* EXERCISE PROMPT: Count every line of the listing where the string "della" occurs, and reply with the count alone.

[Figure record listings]
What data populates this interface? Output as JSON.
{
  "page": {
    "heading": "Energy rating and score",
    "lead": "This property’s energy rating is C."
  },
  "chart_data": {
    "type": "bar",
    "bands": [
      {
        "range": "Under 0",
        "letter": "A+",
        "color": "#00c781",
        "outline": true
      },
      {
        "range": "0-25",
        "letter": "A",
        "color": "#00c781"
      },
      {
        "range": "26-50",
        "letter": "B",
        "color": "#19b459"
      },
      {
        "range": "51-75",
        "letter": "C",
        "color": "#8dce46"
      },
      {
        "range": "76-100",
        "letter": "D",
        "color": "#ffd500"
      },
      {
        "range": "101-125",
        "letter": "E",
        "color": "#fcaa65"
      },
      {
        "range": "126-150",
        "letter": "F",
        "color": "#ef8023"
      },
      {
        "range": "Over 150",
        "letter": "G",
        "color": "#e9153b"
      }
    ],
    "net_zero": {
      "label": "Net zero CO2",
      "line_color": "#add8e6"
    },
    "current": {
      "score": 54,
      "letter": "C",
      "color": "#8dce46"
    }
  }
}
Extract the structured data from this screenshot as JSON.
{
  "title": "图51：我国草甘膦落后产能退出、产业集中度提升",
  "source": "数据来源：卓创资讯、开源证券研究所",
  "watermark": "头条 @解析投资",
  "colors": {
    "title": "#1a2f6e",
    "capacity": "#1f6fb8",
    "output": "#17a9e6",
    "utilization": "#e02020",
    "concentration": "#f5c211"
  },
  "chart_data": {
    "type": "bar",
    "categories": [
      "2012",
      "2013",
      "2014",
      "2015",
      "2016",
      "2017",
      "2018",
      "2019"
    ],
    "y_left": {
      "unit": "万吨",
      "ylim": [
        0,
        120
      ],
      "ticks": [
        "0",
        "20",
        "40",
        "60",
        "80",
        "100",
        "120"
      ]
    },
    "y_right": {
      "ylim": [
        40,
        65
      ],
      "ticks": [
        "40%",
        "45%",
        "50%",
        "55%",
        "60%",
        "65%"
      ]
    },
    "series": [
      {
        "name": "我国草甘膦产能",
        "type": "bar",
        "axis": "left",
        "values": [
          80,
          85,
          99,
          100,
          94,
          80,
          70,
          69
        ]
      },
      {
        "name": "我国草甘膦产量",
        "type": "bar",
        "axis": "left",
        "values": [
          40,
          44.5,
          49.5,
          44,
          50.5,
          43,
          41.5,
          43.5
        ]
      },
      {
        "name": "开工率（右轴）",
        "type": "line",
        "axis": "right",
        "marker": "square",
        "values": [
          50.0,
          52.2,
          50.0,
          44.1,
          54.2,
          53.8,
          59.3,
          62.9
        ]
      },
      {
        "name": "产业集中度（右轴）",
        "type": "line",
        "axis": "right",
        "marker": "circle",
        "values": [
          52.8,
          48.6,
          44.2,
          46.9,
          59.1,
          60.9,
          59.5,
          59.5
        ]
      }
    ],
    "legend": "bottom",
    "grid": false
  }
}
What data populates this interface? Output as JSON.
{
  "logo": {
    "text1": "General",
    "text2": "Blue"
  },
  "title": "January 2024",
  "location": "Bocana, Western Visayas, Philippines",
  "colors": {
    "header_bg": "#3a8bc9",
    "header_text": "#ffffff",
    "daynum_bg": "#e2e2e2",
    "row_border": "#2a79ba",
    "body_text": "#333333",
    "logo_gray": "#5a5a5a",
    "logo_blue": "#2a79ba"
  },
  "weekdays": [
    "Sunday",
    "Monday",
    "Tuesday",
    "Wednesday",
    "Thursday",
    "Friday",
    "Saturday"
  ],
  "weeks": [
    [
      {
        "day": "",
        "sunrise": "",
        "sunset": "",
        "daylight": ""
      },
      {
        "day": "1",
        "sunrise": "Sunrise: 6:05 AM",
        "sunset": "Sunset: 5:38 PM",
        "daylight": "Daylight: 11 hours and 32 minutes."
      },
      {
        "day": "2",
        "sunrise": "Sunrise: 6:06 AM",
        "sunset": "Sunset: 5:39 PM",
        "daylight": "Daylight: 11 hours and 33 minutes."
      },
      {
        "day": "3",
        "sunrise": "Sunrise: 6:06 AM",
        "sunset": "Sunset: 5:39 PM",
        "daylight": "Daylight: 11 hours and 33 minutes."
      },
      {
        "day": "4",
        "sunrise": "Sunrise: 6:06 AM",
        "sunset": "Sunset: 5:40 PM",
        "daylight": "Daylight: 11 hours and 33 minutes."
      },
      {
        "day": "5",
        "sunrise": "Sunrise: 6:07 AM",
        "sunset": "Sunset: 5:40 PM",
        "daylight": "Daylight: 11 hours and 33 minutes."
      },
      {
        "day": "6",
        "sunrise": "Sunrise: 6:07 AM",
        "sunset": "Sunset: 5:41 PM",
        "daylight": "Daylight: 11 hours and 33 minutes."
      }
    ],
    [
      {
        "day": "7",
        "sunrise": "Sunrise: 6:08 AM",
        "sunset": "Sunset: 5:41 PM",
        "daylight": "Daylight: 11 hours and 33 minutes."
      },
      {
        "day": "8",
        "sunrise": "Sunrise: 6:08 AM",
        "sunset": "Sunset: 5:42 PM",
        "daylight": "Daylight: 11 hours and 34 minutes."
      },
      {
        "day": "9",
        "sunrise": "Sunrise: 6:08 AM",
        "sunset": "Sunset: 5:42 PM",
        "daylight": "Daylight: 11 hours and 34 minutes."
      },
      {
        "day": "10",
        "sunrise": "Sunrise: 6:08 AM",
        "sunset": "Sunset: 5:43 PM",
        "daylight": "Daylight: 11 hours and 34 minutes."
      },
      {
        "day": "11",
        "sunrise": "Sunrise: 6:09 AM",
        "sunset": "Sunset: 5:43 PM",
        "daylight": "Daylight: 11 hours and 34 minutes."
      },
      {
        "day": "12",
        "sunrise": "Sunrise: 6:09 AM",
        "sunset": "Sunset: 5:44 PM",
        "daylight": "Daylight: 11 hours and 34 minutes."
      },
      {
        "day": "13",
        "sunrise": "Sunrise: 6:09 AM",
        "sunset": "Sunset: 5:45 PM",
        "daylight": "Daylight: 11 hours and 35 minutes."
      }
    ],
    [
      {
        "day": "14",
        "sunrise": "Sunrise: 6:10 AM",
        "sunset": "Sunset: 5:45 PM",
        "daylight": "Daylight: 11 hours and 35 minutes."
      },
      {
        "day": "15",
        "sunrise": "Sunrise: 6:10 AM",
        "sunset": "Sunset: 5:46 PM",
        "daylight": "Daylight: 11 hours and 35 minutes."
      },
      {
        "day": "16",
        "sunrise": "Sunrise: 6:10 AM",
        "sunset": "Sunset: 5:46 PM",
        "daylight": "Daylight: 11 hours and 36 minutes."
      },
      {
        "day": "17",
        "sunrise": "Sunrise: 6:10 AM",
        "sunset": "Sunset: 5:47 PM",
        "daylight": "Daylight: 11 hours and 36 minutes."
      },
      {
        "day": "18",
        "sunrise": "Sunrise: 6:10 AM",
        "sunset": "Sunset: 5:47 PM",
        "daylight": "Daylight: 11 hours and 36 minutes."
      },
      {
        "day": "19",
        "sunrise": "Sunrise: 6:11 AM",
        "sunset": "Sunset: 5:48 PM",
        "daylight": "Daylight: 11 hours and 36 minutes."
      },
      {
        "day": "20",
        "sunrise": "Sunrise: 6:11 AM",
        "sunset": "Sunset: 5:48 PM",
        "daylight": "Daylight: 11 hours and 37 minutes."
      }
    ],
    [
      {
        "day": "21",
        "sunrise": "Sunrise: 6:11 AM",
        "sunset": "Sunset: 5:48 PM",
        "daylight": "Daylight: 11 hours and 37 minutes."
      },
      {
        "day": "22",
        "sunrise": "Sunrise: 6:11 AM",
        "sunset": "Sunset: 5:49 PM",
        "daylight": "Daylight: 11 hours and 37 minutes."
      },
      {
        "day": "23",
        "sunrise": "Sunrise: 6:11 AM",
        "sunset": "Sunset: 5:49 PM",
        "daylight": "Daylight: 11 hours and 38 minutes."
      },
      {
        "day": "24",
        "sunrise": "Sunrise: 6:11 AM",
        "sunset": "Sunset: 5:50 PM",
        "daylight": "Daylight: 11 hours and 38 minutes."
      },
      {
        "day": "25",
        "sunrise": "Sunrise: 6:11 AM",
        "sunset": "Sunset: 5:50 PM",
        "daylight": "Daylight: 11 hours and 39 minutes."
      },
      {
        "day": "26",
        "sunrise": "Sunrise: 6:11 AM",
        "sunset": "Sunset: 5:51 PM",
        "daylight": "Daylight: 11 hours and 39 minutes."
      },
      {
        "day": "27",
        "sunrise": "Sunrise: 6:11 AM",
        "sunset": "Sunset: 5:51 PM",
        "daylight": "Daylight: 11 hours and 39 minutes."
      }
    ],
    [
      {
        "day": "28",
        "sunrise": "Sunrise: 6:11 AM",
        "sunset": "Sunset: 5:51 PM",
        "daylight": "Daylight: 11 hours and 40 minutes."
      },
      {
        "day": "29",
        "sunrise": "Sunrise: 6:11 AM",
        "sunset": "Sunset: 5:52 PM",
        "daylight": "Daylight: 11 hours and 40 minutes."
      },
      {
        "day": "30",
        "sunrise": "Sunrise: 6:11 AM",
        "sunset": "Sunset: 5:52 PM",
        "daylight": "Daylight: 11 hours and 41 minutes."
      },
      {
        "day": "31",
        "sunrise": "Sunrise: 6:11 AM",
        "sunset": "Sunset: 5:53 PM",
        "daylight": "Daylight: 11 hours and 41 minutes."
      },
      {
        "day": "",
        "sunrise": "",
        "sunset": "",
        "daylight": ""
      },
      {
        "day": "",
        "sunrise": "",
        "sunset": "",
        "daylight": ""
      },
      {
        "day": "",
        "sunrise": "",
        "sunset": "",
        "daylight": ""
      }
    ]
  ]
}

* * *

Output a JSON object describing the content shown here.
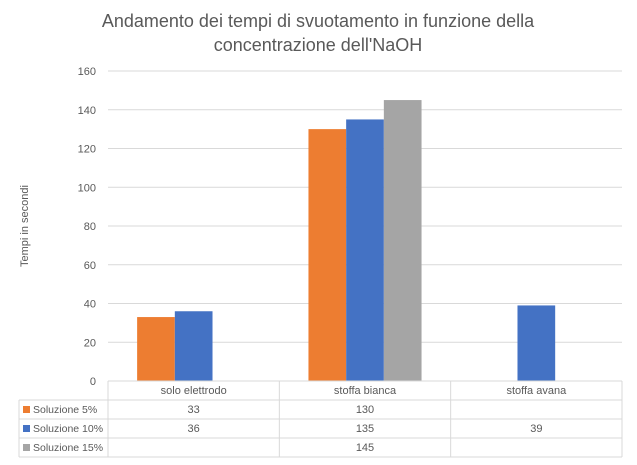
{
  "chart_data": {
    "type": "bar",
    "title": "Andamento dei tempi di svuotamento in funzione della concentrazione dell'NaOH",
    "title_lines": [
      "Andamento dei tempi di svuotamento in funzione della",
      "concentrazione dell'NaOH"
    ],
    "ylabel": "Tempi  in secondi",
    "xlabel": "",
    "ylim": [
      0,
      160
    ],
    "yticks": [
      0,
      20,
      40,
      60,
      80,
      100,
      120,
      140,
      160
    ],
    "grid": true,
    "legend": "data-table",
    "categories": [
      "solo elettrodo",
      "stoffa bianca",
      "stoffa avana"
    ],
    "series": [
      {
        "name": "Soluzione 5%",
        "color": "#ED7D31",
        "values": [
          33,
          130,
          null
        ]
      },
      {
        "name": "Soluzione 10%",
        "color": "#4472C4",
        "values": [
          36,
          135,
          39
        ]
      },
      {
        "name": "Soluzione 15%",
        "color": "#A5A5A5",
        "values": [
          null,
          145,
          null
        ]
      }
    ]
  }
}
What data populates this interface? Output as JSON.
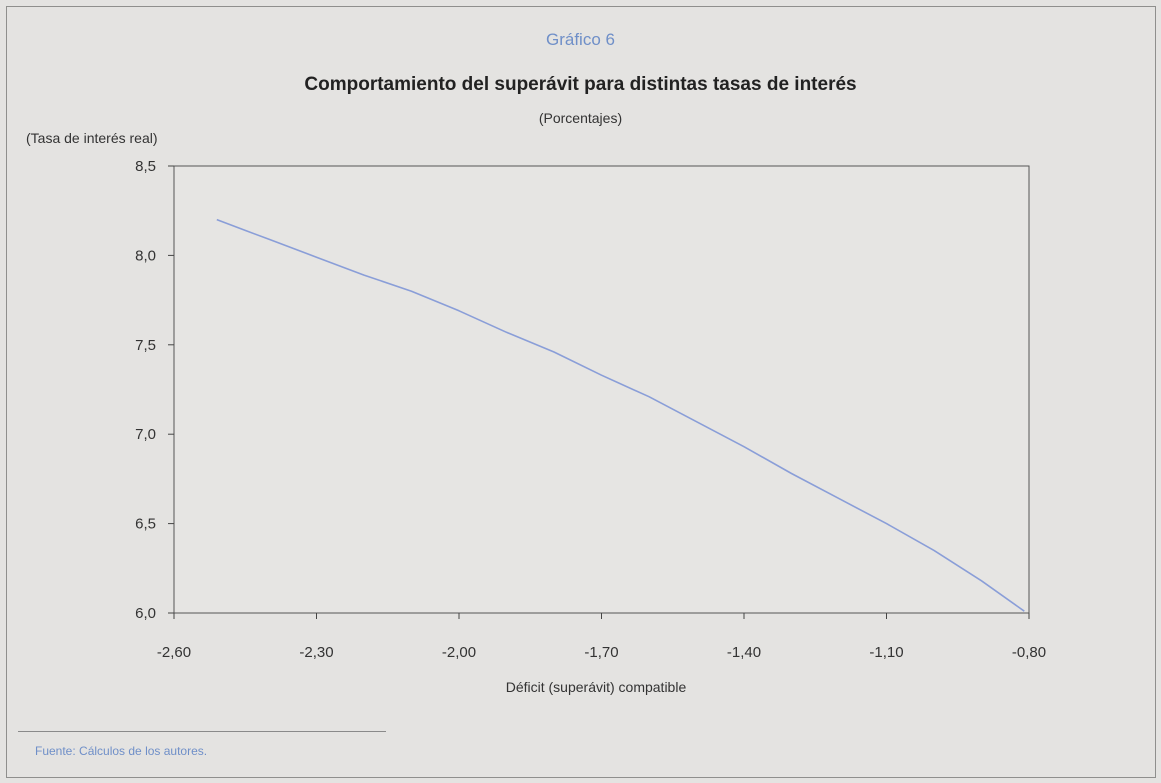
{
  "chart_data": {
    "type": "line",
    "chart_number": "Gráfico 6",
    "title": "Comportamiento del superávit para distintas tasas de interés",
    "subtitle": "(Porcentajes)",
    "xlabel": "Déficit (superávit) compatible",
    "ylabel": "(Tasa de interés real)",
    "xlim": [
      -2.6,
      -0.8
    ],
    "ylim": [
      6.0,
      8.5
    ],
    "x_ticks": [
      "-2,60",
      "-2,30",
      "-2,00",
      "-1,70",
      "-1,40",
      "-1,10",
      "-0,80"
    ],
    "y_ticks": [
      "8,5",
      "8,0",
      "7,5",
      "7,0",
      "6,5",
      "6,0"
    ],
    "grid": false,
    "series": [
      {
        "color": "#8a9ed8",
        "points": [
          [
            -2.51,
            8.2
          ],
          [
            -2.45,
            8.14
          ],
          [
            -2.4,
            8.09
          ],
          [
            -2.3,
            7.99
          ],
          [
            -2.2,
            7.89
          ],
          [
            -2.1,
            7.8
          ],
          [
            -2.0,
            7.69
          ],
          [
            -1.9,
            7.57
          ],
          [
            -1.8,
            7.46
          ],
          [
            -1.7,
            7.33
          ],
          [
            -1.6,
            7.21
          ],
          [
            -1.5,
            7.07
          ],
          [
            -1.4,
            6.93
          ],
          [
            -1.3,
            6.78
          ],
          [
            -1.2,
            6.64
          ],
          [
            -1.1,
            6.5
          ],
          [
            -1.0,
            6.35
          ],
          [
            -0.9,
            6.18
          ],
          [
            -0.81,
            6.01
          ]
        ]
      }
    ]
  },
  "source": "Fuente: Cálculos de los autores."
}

* WORKED SOLUTION: 2